_Work to complete:_
Locate every line in the material below that has the word "JSON". Copy each of those lines.

::: Material for this task :::

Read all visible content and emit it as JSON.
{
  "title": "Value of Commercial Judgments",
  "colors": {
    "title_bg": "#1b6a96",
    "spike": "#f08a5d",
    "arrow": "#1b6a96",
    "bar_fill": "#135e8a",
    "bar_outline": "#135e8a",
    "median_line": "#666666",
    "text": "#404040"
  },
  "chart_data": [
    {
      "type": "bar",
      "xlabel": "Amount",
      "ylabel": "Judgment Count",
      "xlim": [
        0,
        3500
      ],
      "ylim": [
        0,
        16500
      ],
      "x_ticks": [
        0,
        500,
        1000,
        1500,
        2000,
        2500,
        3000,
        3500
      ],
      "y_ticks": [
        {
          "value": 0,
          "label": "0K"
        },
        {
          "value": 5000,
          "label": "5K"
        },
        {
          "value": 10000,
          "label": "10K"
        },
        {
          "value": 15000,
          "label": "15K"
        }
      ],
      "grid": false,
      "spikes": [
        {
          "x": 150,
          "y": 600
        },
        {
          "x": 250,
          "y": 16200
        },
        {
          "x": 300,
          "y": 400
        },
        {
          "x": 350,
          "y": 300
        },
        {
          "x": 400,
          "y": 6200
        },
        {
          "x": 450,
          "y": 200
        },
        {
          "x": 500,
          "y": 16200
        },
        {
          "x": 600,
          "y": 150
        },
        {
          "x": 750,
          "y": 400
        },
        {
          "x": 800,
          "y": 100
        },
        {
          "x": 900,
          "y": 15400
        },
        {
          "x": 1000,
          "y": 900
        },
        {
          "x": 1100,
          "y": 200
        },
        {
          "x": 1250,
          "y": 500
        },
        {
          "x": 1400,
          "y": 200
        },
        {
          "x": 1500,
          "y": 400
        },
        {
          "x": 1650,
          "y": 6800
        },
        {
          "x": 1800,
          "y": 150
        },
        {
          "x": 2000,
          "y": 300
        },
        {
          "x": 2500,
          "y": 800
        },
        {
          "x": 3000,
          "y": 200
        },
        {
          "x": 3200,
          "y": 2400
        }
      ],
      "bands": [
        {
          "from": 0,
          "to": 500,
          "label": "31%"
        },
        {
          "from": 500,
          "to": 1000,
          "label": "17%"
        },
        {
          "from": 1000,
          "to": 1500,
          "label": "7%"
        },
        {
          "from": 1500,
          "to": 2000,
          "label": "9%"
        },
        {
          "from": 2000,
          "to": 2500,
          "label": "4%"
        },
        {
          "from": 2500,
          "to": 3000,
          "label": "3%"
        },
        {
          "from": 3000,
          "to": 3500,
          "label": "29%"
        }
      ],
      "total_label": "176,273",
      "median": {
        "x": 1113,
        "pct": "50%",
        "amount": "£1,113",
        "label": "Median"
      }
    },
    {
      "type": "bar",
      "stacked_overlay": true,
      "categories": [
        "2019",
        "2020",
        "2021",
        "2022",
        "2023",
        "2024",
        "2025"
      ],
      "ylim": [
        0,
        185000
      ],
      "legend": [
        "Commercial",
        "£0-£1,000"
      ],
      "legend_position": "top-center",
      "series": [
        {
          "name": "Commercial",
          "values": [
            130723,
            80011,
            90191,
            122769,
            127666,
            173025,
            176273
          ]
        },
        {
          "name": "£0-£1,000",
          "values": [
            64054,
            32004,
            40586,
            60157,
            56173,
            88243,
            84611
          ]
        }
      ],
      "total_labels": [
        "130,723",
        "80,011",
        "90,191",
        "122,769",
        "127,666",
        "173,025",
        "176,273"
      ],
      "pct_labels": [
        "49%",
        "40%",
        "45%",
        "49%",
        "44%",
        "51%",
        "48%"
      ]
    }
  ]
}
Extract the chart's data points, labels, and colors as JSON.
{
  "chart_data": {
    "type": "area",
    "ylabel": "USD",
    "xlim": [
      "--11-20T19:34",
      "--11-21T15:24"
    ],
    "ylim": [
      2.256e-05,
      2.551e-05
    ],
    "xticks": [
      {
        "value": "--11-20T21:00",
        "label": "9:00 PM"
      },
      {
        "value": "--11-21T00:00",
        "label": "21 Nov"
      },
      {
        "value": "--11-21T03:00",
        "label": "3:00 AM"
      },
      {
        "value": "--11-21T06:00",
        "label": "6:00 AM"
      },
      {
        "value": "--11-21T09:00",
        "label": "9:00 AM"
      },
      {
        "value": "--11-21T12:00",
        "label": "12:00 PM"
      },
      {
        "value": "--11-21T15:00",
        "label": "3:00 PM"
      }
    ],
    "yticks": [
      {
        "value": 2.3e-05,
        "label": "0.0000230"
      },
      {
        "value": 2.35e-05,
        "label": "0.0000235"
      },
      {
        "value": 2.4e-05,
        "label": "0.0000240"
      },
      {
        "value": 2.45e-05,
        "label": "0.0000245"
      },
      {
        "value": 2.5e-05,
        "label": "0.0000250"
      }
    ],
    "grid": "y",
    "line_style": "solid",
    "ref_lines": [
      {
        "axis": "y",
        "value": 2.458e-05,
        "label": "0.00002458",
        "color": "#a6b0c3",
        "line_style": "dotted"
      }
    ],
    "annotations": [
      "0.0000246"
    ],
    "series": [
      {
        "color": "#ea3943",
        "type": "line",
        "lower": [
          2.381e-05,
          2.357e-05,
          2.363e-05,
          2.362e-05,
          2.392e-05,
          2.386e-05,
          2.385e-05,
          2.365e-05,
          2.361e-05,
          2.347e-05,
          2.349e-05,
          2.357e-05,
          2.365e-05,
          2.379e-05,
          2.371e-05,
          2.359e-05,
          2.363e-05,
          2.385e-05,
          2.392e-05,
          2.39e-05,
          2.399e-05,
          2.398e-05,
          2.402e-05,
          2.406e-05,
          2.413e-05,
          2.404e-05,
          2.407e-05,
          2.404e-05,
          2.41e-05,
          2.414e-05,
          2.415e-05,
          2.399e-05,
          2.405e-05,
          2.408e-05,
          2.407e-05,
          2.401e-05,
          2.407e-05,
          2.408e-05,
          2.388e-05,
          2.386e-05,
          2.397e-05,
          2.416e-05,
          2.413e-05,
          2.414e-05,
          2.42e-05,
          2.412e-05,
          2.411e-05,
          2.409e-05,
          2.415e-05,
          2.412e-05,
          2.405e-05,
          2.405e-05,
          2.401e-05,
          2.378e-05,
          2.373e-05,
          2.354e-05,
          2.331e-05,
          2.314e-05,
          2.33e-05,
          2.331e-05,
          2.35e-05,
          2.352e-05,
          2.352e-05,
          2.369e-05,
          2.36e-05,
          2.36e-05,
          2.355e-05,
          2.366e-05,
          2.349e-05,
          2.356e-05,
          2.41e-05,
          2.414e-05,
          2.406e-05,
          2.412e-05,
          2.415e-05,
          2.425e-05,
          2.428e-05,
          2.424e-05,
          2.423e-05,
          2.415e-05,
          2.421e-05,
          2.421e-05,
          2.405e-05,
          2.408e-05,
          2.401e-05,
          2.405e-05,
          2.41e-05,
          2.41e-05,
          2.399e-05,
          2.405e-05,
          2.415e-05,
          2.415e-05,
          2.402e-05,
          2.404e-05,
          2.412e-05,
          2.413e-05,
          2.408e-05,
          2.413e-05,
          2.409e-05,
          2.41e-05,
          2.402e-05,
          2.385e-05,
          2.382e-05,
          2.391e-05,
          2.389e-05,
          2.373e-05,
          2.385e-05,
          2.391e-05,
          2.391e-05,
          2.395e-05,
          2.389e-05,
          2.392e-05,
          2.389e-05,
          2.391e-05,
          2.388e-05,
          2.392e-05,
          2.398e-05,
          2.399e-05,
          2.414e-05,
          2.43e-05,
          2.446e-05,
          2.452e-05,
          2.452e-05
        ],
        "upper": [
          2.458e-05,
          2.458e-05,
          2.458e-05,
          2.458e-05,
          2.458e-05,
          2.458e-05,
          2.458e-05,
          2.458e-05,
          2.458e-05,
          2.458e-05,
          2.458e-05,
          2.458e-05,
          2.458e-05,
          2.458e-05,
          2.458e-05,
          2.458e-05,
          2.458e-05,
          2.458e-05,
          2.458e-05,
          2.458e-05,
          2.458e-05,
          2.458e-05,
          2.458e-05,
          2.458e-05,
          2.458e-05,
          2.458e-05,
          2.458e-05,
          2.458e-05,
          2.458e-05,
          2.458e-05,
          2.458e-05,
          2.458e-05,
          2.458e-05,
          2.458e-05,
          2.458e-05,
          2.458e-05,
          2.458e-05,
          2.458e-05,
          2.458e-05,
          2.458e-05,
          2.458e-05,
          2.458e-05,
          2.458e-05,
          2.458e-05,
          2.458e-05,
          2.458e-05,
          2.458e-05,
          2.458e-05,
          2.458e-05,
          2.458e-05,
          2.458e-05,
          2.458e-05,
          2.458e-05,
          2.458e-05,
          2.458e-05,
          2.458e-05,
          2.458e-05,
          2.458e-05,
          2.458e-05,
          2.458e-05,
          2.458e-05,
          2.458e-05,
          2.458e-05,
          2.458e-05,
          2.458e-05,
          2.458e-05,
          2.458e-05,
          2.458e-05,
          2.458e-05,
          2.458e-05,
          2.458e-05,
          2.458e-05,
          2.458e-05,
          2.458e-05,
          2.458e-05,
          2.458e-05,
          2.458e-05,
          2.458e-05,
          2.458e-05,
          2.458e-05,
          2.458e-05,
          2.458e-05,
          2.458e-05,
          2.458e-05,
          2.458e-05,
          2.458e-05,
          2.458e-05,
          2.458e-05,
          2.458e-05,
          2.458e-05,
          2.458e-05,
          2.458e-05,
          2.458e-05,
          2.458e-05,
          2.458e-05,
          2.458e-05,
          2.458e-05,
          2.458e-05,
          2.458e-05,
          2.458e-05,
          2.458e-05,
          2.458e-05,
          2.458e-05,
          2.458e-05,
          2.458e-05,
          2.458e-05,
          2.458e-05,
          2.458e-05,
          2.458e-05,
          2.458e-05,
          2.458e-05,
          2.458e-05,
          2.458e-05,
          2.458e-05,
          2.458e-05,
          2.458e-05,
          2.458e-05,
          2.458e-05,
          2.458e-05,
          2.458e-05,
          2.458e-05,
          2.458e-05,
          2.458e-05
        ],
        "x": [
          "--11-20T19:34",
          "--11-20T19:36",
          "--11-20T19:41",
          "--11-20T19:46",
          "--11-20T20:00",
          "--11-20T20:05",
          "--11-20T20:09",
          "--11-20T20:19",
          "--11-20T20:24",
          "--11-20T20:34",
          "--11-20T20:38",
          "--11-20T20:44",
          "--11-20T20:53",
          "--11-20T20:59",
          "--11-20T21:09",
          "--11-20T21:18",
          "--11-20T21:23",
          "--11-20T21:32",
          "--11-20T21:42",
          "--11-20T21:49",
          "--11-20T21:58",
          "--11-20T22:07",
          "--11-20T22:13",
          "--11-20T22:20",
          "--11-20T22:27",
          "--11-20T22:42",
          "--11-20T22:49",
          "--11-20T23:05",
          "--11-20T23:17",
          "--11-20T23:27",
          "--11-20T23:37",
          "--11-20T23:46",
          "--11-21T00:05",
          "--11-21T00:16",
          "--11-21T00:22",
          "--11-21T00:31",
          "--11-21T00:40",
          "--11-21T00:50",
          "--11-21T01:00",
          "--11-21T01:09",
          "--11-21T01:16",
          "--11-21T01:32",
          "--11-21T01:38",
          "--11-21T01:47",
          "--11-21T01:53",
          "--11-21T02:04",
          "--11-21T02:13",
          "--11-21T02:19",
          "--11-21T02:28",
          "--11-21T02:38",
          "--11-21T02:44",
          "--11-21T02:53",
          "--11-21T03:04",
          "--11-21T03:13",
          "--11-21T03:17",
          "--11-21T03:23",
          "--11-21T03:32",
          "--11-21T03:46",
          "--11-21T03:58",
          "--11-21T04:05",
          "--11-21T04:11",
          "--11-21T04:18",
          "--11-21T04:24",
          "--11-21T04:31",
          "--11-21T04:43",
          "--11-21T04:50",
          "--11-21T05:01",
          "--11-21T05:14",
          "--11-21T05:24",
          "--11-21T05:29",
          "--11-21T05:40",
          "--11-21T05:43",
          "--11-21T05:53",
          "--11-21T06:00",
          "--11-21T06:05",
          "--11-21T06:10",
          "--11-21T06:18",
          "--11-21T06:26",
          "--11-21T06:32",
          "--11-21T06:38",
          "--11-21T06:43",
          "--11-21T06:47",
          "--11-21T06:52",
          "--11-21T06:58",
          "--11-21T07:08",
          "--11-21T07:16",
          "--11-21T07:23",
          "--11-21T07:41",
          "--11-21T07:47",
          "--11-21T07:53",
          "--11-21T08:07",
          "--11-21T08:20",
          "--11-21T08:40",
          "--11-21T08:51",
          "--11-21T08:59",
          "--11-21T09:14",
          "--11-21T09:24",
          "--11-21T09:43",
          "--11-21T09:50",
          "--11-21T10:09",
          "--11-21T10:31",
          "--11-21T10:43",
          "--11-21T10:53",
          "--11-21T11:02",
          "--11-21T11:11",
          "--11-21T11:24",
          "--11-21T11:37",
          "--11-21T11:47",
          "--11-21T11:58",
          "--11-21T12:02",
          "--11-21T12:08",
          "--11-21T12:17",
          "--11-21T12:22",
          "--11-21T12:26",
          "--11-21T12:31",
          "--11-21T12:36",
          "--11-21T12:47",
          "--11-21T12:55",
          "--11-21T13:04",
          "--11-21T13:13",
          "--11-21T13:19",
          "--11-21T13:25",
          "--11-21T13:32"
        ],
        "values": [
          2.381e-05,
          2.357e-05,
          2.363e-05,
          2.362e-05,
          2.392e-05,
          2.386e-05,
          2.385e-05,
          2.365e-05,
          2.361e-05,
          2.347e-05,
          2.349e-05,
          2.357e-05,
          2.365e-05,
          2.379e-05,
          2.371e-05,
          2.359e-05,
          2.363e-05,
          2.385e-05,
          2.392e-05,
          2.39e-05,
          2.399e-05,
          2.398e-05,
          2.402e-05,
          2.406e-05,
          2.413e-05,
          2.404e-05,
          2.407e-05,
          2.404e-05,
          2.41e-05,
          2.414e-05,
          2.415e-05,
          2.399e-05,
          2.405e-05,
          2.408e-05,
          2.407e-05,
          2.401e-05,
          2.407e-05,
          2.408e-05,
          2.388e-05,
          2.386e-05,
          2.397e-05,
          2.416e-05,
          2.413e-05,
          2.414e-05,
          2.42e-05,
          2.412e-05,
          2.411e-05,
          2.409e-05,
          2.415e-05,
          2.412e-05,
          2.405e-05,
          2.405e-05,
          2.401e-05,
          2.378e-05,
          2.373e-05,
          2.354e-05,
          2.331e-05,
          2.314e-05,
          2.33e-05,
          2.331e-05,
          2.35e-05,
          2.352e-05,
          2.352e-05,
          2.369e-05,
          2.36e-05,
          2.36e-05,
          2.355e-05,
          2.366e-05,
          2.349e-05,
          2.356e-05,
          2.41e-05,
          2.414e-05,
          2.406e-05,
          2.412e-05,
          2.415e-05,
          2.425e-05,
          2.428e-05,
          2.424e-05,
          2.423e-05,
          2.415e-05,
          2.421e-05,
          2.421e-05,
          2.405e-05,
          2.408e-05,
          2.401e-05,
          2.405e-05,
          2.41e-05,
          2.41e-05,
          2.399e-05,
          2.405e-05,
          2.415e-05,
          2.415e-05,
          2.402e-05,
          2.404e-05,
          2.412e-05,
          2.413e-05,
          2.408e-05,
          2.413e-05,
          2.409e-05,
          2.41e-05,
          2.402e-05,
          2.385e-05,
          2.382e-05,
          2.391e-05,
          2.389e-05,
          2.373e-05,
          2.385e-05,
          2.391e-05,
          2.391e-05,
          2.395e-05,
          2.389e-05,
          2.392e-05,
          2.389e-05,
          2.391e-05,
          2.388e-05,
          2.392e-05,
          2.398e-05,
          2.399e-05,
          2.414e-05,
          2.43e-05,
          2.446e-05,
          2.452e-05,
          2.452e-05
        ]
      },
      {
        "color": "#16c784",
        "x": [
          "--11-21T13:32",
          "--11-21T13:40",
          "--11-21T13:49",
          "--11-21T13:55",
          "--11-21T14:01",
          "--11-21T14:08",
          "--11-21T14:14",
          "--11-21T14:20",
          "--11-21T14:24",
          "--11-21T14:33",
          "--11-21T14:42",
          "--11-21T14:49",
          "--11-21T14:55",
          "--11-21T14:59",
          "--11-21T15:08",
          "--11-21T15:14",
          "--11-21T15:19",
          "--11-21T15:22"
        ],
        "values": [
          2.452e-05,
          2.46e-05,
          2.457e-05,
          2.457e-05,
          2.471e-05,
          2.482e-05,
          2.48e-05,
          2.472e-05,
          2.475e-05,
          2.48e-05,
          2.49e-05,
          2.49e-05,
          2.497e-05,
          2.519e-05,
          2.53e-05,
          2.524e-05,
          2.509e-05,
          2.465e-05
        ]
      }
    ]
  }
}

:::

_Full response:_
Read all visible content and emit it as JSON.
Extract the chart's data points, labels, and colors as JSON.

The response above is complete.